→ 本文
ここでは、以前、公開していたレビューに、今回、新たに知り得た情報を大幅に加筆して紹介する。※樋口氏に関しては、改めて語るまでもないので、ここでは省略。検索等で直接、このページにいらしたかたは、当ホームページ「Pianissimo」をご覧ください。

「Brush!?」の発案・マネージメント・プロデュースは、当時、シングアウトのローディでもあった後藤人基(Hitoki・G)。自身が結成した「アケト」(音楽を中心に映像、照明などマルチメディアを指向するプロジェクトチーム)のホームページによると、様々なミュージシャンと共に創造を分かち合い、夢の交感、異ジャンル交流、出会い、インディペンデンスの試みのはじめとして1969年から準備を始め、1970〜1971年にかけて製作が行われた。本作は、当時でも珍しい Blue Vinyl Disk (透明な透き通ったBlue Disk)で、これは他に例を見ない。録音は、当時、最高級スタジオだったアオイスタジオをはじめ、新宿御苑スタジオ、立教大チャペルで行われ、最終のマスタリング編集は、後藤氏の自宅のオープンリールで行われたという。また、アオイスタジオでは、当時最新の8トラックによるレコーディングが行われている。加えてジャケットは厚手のカラー、24Pブックレット付きというメジャーレーベルのアルバムをも凌駕する破格の仕様。これが、一個人により製作されたアルバムだというのだから驚きを禁じ得ない。

ピコが写っているのがわかりますか?

樋口氏(写真中断)は2曲に参加。「Mother Nature's Sun」ではピアノを担当。その他のメンバーは、後藤、石山、吉田。「to Reiko」では、チェンバロとオルガンを担当。メンバーは、後藤、畑野、石山



◆後藤人基
今回、個人を特定することができたメンバーのうち、最も調査が難航したのが後藤人基氏であった。Hitoki・Gが「後藤人基」という表記であるというところまでは比較的容易にたどり着けたのだが、ネットで「後藤人基」で検索してもヒットする人物が一人しかいない。それが、学校法人・後藤学園理事長の後藤人基氏だ。Hitoki・G氏は個人で「Brush」を製作するくらいだから、当時から金銭的に相当恵まれた環境にいたことは想像に難くない。そう考えると、学園理事長の後藤氏は、その条件に合致する。しかし、それだけで本人だと決めつけるのは、あまりにも早計すぎる。手がかりのないまま数日が過ぎ、ふと目に留まったのがブックレットに掲載されたHitoki・G氏の写真だった。半世紀近くの歳月が流れて様変わりしてはいるが、後藤氏にはどこかHitoki・G氏の面影があるような気がした。

→ 指示
A) 「Brush!?」についての本文から、樋口氏が担当した楽器をすべて挙げよ。
B) 「Brush!?」についての本文を、最後の文の次から書き継いでください。

→ 資料抜粋
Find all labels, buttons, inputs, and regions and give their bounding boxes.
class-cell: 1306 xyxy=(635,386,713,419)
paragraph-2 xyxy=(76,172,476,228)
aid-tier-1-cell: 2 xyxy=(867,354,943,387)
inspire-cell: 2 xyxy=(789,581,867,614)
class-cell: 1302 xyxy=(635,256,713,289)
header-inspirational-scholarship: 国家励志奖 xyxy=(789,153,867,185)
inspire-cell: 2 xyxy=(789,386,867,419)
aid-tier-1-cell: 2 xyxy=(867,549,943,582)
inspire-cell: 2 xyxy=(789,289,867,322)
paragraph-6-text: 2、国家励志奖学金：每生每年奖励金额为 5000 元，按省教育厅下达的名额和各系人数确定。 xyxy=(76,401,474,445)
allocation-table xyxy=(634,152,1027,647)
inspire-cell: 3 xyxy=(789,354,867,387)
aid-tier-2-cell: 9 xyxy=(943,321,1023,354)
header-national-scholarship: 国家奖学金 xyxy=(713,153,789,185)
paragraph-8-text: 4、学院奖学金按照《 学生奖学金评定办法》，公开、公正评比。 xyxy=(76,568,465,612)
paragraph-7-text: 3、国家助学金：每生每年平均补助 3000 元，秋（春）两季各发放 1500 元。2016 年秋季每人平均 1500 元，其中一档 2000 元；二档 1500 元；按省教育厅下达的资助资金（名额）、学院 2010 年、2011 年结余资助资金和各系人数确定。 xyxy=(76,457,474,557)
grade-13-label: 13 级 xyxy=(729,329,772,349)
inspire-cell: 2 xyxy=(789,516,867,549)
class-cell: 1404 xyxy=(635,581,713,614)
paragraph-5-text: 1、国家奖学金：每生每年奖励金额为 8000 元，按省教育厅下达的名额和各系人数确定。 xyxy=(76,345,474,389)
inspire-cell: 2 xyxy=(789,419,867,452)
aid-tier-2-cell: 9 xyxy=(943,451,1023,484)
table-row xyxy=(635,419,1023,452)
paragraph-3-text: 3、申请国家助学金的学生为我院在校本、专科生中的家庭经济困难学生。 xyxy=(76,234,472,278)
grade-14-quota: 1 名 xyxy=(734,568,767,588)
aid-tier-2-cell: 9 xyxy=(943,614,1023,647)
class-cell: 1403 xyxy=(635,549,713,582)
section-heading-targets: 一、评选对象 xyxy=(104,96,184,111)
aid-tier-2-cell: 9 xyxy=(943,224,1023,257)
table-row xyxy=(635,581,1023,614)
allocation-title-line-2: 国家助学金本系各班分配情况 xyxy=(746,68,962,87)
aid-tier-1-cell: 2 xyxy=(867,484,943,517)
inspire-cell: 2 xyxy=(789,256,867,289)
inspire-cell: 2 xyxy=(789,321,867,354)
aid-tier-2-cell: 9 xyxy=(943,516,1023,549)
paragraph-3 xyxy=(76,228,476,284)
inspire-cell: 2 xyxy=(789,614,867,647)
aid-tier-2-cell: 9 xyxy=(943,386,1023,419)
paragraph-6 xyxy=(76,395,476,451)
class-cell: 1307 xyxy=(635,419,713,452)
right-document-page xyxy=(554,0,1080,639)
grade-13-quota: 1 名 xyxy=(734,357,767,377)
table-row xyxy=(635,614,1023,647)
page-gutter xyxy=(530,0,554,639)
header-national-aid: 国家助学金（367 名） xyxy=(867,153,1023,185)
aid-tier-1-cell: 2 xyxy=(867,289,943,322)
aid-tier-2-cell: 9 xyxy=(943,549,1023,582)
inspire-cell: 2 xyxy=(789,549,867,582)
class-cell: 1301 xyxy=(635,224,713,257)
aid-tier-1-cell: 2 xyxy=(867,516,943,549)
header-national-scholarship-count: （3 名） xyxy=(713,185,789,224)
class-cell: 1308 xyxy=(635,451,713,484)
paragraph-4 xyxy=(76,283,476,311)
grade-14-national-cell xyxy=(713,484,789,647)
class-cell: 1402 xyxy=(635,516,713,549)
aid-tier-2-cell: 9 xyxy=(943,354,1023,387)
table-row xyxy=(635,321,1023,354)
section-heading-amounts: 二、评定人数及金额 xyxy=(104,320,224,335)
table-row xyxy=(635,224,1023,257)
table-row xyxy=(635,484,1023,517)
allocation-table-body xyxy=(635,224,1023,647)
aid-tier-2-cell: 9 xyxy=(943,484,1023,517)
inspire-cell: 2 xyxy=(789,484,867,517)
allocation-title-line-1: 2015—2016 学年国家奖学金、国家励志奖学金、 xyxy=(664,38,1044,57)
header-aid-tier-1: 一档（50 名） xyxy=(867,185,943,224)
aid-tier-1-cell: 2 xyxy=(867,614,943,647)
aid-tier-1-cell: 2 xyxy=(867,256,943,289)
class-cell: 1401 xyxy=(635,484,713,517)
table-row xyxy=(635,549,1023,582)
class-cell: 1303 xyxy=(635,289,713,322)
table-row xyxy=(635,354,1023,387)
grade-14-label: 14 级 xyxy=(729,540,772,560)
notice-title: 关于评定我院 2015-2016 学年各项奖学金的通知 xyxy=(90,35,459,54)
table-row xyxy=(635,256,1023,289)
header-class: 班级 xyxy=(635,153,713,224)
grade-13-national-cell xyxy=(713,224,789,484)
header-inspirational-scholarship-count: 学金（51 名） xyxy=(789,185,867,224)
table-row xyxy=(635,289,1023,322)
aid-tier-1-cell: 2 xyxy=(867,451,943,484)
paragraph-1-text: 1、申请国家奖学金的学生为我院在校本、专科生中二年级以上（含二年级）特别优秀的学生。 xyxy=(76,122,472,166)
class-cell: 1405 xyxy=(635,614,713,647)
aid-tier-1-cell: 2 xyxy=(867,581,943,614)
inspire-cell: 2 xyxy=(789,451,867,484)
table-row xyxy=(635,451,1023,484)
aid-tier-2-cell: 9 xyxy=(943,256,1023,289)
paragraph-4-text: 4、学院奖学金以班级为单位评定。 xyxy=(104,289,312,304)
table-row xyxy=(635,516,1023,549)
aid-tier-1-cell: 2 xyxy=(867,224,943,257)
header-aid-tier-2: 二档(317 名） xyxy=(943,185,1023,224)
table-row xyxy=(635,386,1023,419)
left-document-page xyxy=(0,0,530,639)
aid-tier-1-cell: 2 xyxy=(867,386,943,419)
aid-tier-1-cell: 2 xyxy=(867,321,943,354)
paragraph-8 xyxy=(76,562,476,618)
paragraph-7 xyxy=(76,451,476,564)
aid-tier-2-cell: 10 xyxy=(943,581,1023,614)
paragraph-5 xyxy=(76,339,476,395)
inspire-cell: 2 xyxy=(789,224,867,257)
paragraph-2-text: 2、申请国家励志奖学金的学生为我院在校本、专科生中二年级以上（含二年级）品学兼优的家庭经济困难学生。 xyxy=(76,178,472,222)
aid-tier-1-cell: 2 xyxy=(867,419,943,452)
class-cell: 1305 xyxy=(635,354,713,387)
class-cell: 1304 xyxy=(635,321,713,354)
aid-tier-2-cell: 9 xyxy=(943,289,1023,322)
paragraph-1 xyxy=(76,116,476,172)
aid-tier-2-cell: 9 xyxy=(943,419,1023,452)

→ 各問の解答
A) ピアノ、チェンバロ、オルガン

B)
後藤人基氏

写真を見る限り、十中八九、本人に間違いないと思ったが、相手は学園理事長という責任ある立場にあるかた。別人だったら、迷惑をかける事態にもなりかねない。そこで確かな証拠を見つけたいと、あれこれ探した揚句に見つけたのが、こちらのアケトの映像だ。これを見れば一目瞭然。。学校法人・後藤学園理事長の後藤人基氏こそ、「Brush」の生みの親、Hitoki・G氏その人だったのである。ちなみに後藤氏は、仕事の傍ら、アケトとして音楽活動を続けているようだ。

◆有田武生
「BLOW UP」「 SUPER HUMAN CREW」「YARZ」。75年より後藤人基氏と「アケト」(音楽を中心に映像、照明などマルチメディアを指向するプロジェクトチーム)結成。現在もライブなどの音楽活動を継続中。

◆石山恵三
「ESCAPE」ベース担当。吉田拓郎のバックバンドから独立し、「」「各駅停車」「地下鉄に乗って」など70年代に数々のヒット曲を放ったフォーク・グループ「猫」のメンバー。現役ミュージシャンとして活動中。

◆畑野享(畑野貴哉)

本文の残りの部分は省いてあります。